#### Exercise details
Isolate every line in the records below with "triangle" in it.

== == ==

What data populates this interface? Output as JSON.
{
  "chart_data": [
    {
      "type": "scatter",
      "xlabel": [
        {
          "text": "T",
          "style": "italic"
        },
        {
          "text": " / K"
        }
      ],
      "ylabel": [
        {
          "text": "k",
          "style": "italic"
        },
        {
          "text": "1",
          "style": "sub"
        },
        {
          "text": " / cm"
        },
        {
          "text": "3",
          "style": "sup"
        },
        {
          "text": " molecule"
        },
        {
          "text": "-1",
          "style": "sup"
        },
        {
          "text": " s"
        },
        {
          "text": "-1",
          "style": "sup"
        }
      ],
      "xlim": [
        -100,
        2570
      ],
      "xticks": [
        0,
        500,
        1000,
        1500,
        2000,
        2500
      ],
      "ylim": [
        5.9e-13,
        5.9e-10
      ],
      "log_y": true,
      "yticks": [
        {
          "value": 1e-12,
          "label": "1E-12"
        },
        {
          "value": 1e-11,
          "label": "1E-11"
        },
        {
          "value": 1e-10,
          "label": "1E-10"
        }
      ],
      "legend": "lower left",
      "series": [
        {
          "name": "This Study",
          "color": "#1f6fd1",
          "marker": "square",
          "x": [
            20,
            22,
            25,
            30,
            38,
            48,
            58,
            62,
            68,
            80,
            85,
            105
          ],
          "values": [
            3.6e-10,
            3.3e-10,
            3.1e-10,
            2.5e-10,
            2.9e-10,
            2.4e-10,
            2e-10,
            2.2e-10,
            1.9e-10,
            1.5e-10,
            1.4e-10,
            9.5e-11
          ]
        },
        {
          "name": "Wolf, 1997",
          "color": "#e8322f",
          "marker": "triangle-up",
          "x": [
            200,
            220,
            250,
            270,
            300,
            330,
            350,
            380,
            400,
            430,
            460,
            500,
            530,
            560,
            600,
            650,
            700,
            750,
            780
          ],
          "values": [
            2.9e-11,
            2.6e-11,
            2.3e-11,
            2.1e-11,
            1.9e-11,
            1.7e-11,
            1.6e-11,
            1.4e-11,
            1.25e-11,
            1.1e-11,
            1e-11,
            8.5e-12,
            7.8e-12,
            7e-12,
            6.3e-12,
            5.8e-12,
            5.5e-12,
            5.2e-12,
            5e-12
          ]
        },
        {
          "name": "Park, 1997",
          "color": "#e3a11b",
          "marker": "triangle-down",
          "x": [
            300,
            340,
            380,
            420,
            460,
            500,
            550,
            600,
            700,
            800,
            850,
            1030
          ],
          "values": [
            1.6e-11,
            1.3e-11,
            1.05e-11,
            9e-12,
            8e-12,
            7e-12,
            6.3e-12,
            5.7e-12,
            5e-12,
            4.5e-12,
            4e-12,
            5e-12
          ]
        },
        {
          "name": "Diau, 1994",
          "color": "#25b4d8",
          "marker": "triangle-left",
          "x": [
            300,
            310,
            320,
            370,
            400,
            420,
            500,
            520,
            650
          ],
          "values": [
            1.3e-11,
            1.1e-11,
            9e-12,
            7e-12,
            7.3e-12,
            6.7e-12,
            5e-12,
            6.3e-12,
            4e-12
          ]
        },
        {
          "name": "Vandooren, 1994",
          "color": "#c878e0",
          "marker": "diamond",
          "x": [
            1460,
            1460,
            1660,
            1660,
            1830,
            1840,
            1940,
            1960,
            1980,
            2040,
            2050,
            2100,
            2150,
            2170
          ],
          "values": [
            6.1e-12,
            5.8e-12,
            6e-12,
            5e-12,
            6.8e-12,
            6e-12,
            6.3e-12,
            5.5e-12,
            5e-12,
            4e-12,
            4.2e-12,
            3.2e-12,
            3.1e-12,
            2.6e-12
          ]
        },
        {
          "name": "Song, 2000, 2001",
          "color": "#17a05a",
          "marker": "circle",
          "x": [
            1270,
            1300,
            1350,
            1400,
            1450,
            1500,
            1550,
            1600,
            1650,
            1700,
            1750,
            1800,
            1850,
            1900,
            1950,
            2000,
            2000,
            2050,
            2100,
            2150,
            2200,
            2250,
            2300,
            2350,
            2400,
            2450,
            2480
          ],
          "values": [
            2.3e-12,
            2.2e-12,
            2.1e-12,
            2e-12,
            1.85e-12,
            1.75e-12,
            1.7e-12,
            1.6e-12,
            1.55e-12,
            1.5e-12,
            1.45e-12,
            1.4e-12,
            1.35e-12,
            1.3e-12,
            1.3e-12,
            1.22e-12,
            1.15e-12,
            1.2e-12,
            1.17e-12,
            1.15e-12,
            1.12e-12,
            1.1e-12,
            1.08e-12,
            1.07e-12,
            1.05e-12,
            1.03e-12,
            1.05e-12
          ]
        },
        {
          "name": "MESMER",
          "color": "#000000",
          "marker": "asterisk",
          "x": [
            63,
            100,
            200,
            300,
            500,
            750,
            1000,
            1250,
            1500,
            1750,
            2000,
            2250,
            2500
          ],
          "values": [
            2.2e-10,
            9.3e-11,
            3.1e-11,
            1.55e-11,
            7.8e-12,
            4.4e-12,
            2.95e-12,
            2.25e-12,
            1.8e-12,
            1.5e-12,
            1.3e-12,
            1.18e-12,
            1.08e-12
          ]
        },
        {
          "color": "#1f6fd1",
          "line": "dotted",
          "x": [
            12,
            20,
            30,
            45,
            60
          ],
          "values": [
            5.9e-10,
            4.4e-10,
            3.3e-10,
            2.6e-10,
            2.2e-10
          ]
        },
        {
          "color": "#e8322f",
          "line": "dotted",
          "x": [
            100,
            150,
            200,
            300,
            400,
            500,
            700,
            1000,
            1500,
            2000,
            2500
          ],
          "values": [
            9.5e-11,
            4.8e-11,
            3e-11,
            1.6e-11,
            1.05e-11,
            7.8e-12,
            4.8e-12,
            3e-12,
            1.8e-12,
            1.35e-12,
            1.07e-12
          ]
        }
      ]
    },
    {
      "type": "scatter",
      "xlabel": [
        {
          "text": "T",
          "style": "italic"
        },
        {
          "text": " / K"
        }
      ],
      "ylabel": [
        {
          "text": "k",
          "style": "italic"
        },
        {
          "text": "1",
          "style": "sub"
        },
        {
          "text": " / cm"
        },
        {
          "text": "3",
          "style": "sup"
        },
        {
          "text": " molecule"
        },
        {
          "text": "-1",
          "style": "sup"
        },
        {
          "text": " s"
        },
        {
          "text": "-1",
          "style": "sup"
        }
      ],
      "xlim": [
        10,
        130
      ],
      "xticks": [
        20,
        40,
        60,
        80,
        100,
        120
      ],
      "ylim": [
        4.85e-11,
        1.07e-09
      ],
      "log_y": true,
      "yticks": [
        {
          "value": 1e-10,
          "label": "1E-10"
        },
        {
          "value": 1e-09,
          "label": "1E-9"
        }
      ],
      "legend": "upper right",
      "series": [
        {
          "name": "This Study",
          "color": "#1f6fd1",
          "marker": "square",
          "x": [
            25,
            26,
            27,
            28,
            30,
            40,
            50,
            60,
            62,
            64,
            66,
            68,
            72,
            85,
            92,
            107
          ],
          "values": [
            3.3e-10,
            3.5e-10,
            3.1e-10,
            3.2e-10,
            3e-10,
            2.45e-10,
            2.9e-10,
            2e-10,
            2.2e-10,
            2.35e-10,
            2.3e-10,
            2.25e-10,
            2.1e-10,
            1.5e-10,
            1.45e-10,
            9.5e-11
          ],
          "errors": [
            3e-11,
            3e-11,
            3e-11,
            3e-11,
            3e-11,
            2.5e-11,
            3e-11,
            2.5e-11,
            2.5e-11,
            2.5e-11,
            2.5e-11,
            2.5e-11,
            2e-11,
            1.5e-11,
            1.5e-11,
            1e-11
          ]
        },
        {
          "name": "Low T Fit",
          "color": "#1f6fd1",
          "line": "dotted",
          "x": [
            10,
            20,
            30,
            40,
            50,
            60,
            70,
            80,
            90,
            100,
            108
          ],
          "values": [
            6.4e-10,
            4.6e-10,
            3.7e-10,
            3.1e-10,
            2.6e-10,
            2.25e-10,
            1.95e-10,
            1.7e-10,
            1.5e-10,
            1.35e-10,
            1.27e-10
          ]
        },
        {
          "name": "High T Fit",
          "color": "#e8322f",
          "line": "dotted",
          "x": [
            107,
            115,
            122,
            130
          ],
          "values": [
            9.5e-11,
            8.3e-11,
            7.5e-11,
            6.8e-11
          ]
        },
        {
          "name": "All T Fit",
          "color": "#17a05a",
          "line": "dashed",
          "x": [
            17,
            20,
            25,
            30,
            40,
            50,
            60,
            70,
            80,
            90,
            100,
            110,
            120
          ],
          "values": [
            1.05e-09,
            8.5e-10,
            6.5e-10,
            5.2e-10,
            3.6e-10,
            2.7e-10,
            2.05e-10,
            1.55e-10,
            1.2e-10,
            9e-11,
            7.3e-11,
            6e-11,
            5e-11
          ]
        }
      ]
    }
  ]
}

== == ==

#### Response below
          "marker": "triangle-up",
          "marker": "triangle-down",
          "marker": "triangle-left",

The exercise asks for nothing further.